*What to work on*:
Gather all lines in the entries below that include the word "пункта".

================

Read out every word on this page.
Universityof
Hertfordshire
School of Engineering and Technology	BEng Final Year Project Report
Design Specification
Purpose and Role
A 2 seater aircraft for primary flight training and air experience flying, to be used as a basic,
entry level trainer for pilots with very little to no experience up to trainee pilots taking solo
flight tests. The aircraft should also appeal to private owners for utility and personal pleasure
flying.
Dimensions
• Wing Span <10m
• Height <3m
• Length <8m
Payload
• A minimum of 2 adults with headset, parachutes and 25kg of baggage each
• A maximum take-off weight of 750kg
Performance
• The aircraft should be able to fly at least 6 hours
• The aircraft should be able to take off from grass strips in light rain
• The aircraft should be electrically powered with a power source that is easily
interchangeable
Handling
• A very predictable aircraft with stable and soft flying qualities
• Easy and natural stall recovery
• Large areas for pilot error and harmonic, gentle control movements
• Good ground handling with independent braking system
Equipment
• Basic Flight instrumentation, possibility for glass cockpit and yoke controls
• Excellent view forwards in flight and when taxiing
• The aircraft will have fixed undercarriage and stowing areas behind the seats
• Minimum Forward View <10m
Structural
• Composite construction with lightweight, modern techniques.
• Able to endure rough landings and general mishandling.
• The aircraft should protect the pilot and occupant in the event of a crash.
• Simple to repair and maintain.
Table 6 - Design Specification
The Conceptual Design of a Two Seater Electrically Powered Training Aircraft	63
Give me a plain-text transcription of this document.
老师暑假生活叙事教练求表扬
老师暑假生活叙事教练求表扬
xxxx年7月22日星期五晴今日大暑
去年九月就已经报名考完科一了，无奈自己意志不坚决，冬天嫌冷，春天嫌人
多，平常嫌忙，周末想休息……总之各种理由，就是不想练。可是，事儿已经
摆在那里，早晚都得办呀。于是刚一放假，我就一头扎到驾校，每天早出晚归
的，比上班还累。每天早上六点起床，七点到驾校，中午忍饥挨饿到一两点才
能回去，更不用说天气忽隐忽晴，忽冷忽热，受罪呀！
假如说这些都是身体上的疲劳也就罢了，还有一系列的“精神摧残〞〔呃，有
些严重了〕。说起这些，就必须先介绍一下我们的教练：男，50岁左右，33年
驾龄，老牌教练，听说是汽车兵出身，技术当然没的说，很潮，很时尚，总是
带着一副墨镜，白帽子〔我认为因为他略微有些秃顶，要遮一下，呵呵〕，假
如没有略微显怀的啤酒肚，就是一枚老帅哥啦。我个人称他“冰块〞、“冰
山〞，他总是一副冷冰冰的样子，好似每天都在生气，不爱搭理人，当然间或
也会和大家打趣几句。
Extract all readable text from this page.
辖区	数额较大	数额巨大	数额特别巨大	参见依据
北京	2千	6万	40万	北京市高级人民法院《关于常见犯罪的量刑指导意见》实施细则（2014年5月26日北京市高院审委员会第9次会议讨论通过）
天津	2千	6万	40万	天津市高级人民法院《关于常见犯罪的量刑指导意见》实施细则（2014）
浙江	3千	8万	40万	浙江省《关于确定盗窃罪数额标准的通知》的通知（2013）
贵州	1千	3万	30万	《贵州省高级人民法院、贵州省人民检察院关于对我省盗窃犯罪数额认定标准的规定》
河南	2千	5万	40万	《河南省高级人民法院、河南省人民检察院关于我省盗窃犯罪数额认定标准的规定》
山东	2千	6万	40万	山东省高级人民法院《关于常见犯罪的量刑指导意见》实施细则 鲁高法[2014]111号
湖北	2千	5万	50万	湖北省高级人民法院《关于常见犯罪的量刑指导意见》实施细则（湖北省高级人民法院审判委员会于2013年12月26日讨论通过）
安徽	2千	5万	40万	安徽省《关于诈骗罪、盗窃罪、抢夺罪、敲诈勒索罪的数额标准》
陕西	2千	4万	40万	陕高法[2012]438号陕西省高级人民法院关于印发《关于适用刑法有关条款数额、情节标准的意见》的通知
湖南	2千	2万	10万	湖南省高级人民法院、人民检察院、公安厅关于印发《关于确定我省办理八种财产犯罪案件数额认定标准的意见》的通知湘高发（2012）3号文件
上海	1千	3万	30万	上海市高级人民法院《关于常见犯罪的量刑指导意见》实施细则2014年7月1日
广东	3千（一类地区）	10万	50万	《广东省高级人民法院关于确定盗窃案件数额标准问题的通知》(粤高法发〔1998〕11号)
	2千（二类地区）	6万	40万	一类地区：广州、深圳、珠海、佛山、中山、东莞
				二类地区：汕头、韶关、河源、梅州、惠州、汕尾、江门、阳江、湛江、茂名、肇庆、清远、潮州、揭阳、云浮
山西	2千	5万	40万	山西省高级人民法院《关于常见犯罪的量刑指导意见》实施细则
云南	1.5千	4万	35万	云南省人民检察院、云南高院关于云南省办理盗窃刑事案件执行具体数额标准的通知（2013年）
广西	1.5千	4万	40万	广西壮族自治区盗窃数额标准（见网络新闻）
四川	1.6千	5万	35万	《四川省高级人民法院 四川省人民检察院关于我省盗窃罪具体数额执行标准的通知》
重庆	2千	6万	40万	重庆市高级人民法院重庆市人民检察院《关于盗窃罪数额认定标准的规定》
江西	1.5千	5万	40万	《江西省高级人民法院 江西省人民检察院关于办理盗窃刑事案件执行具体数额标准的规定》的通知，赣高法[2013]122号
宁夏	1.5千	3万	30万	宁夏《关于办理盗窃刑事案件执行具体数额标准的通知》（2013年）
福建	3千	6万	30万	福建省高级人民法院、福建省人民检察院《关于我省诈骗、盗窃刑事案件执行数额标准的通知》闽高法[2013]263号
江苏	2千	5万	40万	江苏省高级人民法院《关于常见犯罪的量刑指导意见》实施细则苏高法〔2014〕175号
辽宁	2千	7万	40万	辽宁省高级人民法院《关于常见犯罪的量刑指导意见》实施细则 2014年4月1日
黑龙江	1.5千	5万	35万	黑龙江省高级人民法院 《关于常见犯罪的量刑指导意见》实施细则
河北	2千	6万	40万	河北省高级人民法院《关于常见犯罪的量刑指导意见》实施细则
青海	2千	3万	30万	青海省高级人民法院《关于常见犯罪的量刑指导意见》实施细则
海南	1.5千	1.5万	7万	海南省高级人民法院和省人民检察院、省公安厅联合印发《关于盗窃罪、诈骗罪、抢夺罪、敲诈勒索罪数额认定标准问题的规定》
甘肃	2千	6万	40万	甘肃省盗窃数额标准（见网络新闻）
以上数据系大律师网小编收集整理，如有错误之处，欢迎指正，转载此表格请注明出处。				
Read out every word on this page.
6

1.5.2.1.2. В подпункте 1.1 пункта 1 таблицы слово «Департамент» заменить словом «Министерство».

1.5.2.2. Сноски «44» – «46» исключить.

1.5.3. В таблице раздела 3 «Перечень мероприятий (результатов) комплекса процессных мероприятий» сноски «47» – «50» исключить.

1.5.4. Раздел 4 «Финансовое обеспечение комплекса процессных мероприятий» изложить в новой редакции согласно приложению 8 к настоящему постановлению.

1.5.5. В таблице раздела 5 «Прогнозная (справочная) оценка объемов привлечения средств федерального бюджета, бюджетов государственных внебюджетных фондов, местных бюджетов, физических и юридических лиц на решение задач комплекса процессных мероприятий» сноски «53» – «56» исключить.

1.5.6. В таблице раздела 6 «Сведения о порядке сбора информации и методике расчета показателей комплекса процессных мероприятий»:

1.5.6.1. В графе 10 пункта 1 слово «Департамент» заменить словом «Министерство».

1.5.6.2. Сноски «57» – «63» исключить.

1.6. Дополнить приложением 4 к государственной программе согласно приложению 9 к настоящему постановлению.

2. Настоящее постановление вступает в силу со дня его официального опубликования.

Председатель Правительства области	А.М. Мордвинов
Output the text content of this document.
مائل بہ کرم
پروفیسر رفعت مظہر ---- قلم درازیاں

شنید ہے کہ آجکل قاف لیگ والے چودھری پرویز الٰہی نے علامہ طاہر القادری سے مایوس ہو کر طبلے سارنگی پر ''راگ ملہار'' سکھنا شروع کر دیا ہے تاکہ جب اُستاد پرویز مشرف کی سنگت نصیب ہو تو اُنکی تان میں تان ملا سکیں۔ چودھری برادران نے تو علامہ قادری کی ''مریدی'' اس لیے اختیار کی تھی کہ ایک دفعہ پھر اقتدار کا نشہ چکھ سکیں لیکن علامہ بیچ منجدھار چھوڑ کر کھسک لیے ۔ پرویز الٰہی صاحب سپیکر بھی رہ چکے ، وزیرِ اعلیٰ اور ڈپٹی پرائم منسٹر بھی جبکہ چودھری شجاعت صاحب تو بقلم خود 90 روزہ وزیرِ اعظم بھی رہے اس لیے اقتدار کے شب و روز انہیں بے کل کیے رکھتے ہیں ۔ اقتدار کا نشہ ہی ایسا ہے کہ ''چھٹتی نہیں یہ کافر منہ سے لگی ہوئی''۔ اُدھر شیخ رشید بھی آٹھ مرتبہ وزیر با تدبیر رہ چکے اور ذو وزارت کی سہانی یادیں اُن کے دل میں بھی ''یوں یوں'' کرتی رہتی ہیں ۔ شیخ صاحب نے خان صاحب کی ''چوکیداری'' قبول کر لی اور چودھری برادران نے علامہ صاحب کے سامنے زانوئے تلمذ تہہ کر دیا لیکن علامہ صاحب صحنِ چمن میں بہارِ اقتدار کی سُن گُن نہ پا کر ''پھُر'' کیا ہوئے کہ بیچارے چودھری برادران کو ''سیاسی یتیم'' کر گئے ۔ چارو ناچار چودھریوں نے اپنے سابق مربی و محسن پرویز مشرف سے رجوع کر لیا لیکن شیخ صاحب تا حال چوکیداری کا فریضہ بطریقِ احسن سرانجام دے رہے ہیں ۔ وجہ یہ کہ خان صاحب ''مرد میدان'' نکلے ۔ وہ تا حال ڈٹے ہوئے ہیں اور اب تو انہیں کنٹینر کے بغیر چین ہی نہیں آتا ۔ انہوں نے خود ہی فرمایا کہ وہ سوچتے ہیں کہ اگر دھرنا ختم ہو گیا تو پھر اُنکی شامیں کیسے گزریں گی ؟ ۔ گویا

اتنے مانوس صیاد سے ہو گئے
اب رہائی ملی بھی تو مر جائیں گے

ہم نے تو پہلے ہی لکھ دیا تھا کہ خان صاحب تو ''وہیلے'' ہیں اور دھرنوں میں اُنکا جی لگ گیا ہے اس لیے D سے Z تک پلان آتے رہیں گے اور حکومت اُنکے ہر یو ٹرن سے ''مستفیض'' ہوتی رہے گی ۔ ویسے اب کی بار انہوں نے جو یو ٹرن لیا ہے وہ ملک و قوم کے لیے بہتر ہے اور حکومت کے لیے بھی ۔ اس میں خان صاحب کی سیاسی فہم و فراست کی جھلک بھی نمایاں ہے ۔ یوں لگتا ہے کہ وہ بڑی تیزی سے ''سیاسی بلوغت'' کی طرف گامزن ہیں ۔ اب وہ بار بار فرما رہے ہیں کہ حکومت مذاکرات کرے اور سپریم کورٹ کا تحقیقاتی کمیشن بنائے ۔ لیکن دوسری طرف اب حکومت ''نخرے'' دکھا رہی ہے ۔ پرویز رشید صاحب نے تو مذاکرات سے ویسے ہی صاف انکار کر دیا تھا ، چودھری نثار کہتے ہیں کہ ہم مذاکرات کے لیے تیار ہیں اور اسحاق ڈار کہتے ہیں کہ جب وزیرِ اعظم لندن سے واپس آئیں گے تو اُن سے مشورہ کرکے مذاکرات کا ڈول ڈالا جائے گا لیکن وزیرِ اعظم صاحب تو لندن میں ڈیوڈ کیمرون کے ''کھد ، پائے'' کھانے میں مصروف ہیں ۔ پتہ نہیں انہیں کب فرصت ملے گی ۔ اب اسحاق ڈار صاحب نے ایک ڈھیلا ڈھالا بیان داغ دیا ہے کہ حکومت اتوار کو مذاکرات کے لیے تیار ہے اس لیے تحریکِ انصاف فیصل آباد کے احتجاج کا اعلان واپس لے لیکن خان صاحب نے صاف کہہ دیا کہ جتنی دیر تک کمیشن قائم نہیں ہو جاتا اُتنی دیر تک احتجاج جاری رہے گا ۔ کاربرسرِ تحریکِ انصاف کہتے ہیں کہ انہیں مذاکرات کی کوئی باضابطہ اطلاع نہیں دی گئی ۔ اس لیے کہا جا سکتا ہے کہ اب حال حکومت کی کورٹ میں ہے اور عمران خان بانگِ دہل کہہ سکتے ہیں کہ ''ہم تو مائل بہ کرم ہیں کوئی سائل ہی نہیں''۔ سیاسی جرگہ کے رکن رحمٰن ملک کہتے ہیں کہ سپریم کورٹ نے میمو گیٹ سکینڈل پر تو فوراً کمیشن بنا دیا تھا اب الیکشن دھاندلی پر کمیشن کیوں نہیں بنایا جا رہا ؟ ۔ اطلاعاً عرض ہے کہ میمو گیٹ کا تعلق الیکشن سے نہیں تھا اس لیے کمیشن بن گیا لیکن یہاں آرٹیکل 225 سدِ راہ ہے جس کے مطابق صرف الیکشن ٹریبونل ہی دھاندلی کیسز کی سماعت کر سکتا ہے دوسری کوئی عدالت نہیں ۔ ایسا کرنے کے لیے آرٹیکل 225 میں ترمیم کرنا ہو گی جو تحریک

================

*Completed task*:
1.5.2.1.2. В подпункте 1.1 пункта 1 таблицы слово «Департамент» заменить словом «Министерство».
1.5.6.1. В графе 10 пункта 1 слово «Департамент» заменить словом «Министерство».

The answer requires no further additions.